### Records for the exercise:
* * * * * * *
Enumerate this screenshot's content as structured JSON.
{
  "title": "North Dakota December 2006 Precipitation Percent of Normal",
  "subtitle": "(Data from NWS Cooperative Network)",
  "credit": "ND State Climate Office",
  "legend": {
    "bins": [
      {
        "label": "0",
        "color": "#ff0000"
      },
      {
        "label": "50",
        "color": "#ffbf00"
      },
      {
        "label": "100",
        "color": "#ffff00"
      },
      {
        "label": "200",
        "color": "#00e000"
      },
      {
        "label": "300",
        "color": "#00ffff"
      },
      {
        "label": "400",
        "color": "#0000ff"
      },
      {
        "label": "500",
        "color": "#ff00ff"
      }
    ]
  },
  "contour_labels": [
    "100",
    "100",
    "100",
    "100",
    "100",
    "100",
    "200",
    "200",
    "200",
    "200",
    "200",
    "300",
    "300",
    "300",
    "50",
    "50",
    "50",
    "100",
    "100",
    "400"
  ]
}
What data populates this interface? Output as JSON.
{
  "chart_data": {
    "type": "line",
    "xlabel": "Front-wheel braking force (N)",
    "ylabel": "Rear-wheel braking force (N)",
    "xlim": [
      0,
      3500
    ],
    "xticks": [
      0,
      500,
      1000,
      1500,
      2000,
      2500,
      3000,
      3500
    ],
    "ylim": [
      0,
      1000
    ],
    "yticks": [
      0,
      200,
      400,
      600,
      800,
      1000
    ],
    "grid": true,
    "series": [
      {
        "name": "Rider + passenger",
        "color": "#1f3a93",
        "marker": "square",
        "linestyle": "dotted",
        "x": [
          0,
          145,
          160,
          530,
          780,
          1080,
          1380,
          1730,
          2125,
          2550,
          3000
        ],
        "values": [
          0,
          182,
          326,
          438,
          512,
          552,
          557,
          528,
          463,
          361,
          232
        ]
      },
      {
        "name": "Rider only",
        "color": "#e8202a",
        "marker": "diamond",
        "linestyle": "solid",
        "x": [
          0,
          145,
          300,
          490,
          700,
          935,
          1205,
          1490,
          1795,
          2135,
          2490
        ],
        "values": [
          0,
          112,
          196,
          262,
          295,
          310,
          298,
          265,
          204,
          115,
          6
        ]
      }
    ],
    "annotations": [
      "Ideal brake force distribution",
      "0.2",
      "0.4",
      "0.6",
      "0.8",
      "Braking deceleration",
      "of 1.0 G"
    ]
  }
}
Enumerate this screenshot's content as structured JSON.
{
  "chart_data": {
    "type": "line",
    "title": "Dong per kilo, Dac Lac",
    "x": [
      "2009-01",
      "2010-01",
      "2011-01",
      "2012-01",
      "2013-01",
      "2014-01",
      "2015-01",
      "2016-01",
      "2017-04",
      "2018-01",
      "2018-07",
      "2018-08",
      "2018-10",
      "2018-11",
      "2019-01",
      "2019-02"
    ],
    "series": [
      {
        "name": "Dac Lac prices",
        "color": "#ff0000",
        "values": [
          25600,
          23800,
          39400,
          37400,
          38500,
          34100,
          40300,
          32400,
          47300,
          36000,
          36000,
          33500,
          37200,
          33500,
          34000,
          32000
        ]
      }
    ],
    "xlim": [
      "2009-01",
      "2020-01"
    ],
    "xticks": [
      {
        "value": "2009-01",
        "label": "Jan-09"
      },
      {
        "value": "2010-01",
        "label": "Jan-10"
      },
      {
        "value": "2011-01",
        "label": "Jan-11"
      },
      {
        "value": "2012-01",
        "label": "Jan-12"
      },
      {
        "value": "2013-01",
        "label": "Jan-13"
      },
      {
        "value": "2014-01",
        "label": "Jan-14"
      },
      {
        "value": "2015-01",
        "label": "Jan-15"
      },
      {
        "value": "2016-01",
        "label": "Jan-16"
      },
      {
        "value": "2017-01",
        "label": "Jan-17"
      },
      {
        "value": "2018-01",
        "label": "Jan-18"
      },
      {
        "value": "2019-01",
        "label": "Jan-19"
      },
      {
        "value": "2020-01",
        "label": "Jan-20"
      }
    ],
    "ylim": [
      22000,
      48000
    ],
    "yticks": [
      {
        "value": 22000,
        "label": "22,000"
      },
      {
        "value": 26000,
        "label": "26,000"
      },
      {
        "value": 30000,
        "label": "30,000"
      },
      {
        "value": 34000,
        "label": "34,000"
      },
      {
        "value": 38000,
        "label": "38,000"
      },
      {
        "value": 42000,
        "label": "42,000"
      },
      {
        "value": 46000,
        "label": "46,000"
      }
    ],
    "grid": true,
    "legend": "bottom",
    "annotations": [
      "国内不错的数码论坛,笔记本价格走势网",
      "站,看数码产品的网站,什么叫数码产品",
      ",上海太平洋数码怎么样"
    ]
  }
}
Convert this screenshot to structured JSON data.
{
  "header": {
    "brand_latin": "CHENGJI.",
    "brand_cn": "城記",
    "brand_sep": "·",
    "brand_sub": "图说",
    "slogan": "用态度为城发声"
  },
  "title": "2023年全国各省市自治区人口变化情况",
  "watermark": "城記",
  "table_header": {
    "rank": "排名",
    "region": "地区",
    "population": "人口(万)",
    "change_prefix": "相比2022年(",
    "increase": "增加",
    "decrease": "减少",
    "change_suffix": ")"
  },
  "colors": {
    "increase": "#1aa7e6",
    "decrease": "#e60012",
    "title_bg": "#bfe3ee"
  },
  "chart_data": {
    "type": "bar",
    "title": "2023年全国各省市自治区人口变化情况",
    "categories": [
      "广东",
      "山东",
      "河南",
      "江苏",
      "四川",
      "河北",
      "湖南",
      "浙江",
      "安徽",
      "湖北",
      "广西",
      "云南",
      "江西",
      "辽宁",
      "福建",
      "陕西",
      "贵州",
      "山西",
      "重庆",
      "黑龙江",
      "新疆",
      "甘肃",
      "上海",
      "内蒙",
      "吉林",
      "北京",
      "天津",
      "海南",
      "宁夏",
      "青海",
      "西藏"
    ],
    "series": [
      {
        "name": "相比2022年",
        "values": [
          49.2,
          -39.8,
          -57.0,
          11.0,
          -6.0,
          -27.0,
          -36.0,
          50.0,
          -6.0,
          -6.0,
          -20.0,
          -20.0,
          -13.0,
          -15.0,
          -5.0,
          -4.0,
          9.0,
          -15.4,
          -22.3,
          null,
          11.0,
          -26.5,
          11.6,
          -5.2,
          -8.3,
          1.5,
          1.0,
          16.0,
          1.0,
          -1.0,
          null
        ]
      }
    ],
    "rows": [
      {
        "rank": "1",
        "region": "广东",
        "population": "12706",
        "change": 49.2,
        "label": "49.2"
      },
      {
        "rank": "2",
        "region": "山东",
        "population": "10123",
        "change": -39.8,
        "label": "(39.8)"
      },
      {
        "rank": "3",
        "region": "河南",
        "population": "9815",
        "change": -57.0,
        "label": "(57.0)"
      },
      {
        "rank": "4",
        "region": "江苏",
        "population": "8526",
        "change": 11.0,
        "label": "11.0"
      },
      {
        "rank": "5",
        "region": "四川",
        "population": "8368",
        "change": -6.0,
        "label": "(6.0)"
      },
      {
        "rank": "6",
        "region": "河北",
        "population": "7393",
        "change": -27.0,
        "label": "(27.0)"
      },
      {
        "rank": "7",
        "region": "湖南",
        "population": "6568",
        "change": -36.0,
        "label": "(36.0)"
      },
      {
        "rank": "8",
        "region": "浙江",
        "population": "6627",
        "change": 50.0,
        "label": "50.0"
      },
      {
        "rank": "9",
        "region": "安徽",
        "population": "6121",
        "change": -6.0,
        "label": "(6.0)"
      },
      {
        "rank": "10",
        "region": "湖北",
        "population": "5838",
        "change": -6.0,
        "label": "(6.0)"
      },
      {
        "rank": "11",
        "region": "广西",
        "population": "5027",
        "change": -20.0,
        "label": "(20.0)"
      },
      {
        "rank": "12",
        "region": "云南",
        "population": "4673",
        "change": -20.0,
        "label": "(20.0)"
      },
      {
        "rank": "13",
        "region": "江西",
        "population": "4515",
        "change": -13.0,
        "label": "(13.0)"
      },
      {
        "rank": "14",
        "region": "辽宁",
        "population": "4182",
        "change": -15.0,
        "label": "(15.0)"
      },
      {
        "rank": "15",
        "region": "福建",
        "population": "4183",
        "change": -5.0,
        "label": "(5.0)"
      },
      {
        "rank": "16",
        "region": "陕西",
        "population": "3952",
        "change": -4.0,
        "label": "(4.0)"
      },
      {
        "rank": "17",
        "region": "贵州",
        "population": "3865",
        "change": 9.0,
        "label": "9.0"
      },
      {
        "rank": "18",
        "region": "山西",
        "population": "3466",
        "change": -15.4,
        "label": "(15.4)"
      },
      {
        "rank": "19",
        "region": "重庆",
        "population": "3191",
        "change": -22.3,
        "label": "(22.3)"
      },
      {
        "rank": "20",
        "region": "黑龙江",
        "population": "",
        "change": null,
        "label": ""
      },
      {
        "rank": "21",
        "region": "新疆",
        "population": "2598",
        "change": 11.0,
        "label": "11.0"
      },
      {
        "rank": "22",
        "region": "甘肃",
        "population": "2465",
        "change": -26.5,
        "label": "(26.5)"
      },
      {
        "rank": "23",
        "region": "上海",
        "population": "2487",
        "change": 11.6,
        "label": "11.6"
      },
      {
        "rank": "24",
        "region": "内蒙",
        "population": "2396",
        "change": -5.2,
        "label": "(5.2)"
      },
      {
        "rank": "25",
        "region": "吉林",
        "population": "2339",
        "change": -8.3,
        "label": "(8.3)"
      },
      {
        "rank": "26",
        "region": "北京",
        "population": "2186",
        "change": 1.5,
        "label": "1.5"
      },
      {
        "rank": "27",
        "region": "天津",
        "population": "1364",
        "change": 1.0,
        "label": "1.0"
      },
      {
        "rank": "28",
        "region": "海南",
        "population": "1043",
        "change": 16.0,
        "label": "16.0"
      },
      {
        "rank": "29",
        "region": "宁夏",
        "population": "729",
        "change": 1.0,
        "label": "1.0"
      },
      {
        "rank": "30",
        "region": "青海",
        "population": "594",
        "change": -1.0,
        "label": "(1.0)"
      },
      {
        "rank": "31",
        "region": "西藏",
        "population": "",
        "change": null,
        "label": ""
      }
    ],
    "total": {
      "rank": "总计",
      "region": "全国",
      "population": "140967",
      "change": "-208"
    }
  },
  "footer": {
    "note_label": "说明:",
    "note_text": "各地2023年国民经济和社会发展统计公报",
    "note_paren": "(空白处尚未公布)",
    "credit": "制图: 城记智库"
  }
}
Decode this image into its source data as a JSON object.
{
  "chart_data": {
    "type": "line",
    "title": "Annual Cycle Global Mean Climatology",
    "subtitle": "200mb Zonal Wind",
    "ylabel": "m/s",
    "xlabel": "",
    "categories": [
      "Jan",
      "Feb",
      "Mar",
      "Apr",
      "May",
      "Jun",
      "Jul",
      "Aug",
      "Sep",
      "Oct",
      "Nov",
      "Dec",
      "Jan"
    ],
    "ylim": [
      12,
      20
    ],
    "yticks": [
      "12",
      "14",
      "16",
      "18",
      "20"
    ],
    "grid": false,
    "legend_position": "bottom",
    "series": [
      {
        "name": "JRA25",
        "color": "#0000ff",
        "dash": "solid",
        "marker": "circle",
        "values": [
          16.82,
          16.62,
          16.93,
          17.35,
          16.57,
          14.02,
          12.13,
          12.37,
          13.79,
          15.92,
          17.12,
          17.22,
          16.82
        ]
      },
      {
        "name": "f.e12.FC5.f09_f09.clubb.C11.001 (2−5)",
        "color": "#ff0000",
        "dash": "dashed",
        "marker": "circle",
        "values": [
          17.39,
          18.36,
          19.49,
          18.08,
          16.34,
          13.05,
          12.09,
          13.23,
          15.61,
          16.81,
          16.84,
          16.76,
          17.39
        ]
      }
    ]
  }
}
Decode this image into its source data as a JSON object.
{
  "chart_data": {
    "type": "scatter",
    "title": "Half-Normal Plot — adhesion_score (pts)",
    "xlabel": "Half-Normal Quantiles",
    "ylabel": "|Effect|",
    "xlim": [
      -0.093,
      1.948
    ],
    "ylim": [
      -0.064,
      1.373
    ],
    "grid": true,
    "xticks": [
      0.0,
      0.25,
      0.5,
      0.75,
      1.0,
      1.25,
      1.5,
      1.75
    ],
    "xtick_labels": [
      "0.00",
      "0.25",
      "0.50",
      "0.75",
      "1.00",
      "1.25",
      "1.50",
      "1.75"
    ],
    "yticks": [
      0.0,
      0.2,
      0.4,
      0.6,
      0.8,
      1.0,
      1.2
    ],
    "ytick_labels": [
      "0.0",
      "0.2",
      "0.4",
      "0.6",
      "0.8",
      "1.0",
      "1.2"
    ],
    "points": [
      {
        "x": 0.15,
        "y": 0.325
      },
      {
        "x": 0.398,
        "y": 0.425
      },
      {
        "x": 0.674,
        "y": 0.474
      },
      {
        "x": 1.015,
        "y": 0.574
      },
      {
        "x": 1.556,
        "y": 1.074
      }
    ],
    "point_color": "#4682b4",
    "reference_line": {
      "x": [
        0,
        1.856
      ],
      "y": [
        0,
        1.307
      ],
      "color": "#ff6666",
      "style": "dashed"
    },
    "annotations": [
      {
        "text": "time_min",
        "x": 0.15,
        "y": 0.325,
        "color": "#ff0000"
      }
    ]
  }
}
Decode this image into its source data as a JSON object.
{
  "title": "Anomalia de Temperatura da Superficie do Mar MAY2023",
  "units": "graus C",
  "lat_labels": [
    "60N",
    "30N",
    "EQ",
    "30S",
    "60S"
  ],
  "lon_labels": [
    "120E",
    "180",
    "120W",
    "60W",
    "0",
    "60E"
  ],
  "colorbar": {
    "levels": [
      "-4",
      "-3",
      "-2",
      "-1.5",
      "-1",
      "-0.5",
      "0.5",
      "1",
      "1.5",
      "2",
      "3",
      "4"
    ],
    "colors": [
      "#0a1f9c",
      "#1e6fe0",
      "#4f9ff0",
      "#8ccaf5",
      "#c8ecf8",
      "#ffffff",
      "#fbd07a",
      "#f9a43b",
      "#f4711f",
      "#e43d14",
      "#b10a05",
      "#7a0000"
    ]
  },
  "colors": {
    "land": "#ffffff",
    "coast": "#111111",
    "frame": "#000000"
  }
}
* * * * * * *
### Work instructions:
Give the number of lines where the string "wheel" occurs, without any further text.

### Response below:
2